== WHAT YOU ARE ASKED TO DO ==
Your task is to gather the lines below that hold the string "title".

>> Start GIVEN ENTRIES

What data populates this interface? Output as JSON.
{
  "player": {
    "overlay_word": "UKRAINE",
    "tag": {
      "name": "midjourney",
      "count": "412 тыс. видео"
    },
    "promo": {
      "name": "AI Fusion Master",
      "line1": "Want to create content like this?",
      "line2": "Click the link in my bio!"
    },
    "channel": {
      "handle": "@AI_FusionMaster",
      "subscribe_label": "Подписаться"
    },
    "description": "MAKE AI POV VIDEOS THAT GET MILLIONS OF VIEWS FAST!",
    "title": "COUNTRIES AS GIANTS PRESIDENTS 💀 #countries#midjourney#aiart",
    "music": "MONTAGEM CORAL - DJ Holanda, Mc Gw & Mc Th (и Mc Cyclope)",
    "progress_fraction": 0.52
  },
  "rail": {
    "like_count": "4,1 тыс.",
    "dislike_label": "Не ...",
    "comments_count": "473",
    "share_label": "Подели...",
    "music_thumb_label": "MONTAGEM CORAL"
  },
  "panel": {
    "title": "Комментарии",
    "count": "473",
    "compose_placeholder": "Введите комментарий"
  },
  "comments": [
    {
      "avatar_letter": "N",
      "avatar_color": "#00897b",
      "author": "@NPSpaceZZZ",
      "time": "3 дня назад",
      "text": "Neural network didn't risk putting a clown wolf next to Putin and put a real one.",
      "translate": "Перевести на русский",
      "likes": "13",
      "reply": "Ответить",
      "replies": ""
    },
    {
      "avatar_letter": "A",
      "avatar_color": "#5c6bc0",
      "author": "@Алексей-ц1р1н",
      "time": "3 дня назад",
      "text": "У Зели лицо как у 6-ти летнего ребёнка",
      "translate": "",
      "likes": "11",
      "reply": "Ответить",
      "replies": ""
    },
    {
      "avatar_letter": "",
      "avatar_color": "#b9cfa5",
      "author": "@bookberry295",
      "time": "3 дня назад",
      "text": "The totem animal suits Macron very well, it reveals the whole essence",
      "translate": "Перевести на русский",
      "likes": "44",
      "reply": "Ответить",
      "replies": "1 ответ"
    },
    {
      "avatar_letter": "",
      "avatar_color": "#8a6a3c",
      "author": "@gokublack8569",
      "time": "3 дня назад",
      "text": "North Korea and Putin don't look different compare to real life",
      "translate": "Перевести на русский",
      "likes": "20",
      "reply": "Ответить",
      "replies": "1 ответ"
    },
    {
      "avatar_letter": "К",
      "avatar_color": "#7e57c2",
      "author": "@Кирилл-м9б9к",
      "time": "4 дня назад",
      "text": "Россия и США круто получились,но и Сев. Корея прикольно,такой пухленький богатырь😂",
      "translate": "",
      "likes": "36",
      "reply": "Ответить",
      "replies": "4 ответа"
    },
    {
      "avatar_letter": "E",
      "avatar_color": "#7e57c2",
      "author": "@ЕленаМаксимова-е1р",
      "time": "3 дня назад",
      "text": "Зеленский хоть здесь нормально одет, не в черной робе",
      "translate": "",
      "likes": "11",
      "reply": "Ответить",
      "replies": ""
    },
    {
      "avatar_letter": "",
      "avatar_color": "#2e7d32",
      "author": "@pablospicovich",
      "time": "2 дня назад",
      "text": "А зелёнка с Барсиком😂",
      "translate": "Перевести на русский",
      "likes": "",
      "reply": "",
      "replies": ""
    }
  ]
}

>> End GIVEN ENTRIES

== IN RESPONSE ==
    "title": "COUNTRIES AS GIANTS PRESIDENTS 💀 #countries#midjourney#aiart",
    "title": "Комментарии",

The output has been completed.